## PROVIDED TEXT:

==================================================

Do you have a specific application in mind or are you just wanting to learn
about PLL's? If you have a specific application, then I'm sure we can give you
specific answers and suggestions. Instead of websites, you may wish to check out
a book - there are several books devoted to the subject (Floyd, as I recall, has
written one that's widely respected).

But here's a quick tutorial (that overlooks many of the essential details...)

A PLL is fed a signal of unkown but banded frequency. The PLL measures the
frequency indirectly by generating a separate waveform at the same
frequency. The algorithm for generating this separate frequency is simple:

If the incoming frequency is higher than the one synthesized by the pll, then
increase the frequency of the synthesized waveform other wise decrease it.

The difficult part of course is implementing this. How do you 'synthesize a
waveform'? How do you increase or decrease its frequency? How do you compare two
signals for differences in frequency?

These three questions are often answered in the classical PLL block diagram:

IN   +---------------+    |-------------+    +-----+       OUT
---> | phase compare | -> | Loop filter | -> | VCO | ----+-->
    |               |    |-------------+    +-----+     |
 +->|               |                                   |
 |  +---------------+                                   |
 |                                                      |
 |                                                      |
 +------------------------------------------------------+

The frequency comparsion is performed in the first block. As its name suggests,
the phase between the two signals is compared. This implies that the two signals
are the same frequency. It just doesn't make sense to speak of the phase
difference between two signals of differeing frequency. So why have a phase
comparator? Well what you can do is compare phase on a per cycle basis between
the two wave forms. For example, if the incoming signal is a sinewave that makes
a zero crossing at t = t1 then the next zero crossing of the output wave form
may be expressed in terms of a percentage of the period of the incoming wave
form. The goal of the PLL is to get those zero crossings to align.

==================================================

## INFORMATION SUPPLIED:

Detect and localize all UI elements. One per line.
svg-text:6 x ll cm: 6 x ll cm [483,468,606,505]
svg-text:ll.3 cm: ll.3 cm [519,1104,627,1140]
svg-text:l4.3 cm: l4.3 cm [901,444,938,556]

==================================================

According to the PLL tutorial, what is the goal of the PLL?

## ANSWER IN FULL:
To get the zero crossings of the two waveforms to align.